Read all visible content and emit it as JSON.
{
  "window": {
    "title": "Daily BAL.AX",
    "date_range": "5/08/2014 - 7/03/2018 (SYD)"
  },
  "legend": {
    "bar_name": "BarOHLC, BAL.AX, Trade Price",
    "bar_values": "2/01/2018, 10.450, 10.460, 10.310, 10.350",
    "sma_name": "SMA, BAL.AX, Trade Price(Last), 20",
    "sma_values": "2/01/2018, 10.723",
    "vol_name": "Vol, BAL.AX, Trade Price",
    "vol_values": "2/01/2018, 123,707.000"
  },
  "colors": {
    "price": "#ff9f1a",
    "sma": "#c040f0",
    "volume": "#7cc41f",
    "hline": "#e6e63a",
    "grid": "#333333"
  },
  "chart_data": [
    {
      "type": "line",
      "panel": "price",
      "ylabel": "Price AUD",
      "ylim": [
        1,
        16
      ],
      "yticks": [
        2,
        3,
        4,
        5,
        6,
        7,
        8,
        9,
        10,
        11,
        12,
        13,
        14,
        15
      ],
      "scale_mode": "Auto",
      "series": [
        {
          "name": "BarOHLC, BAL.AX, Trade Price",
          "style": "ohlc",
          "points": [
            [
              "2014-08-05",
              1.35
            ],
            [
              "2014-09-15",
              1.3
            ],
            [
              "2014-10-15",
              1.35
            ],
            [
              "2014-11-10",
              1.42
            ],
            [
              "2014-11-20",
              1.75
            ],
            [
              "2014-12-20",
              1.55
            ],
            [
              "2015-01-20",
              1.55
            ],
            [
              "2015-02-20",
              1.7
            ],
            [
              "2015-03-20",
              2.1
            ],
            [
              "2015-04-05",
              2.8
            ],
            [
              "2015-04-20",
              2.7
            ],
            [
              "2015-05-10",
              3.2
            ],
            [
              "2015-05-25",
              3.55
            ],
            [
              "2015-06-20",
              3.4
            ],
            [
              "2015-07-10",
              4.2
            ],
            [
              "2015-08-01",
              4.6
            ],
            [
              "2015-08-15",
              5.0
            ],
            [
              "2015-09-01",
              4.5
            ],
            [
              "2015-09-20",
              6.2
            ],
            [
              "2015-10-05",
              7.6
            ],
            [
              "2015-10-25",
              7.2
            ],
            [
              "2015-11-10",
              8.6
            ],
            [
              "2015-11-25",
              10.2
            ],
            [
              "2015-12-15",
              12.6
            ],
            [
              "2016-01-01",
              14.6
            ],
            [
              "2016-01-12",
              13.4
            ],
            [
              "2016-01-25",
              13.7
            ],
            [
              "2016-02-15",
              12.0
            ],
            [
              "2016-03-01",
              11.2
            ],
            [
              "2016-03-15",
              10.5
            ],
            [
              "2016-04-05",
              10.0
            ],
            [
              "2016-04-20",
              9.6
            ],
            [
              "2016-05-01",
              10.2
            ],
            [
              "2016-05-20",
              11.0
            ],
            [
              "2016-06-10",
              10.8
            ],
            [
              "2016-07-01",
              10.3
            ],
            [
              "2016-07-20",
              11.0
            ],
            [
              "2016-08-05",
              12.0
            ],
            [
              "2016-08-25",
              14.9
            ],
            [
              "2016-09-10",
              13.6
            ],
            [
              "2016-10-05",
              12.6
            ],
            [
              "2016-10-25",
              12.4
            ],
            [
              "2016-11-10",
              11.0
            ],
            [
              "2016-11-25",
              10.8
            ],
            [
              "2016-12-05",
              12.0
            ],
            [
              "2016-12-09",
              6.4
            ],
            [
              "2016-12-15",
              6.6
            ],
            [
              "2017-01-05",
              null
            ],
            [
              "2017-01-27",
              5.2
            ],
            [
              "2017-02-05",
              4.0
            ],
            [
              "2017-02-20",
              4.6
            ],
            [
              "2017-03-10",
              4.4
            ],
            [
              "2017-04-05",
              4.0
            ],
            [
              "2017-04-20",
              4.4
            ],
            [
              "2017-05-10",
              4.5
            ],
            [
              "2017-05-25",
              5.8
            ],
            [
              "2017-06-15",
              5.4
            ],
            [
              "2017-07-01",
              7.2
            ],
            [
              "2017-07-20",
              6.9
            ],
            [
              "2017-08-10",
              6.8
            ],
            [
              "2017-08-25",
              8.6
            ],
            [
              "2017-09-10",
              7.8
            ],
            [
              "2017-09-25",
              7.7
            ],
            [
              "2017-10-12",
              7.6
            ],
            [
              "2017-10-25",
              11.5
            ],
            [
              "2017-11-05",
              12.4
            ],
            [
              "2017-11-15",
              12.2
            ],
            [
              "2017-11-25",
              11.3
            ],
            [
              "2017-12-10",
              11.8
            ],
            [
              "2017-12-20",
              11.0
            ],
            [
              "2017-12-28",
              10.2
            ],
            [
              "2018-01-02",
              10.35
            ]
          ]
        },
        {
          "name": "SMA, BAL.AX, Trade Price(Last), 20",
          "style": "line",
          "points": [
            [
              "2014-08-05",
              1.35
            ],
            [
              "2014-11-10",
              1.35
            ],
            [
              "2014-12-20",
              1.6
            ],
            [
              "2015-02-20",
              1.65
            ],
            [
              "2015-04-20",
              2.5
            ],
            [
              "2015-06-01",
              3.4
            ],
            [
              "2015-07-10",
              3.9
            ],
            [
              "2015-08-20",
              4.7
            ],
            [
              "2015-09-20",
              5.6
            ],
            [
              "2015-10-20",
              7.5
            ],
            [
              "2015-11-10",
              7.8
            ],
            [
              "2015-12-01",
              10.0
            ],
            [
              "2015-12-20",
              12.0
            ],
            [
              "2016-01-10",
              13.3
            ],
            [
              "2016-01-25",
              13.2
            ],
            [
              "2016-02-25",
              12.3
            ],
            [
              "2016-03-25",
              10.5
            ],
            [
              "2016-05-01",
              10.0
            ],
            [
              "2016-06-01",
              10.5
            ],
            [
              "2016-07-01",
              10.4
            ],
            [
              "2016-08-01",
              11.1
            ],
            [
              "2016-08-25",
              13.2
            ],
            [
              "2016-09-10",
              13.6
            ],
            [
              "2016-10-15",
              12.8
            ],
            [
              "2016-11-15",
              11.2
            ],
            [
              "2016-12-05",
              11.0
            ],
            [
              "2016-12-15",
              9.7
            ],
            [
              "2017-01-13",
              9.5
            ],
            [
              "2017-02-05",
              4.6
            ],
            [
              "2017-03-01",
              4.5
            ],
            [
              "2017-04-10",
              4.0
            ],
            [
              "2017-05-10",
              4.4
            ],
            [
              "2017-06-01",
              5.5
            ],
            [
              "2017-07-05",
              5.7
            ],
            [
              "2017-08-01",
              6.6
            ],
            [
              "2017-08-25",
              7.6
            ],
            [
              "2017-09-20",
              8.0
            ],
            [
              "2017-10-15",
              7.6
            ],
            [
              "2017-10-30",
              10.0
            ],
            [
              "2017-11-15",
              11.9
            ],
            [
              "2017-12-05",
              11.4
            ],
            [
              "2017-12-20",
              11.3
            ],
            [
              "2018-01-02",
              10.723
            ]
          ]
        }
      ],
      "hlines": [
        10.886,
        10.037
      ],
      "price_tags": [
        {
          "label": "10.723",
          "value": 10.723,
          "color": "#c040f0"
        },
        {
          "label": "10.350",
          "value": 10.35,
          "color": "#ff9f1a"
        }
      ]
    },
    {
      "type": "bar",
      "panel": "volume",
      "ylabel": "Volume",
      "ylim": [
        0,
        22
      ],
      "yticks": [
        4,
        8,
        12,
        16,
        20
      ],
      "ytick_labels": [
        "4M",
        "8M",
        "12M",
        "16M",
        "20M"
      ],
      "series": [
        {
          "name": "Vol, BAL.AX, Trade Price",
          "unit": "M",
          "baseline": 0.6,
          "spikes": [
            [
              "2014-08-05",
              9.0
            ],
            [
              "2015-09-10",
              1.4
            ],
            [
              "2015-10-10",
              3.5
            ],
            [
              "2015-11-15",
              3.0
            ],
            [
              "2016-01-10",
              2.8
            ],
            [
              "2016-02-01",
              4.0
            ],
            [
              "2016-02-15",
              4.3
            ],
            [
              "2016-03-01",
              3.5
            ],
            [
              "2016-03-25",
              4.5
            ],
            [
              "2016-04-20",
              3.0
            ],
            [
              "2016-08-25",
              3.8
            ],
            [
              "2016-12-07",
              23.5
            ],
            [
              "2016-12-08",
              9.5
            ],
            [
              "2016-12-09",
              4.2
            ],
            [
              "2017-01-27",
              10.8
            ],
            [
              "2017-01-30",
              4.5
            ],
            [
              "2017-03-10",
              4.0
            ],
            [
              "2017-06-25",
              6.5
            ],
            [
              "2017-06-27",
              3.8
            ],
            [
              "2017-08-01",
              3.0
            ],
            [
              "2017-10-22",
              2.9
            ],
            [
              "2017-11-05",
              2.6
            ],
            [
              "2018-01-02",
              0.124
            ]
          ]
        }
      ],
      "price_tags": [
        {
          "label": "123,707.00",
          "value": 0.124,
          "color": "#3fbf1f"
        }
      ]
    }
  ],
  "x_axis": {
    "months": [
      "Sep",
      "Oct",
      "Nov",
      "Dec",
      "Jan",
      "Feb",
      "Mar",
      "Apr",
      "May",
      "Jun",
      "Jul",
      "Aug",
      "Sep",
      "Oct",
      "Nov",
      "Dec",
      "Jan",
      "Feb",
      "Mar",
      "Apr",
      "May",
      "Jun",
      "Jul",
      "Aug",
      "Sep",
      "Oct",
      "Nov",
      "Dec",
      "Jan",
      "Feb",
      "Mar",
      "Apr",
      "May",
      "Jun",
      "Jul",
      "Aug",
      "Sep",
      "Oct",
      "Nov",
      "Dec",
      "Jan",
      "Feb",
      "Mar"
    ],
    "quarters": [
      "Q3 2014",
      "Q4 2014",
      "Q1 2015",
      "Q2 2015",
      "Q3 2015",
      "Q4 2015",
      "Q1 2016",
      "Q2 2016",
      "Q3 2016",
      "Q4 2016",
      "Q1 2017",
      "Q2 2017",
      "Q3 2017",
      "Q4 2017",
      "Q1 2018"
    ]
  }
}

----------------------------------------

JOB: Check each line of the listing above for the string "BarOHLC", then report only how many lines have it.

RESULT BELOW: 2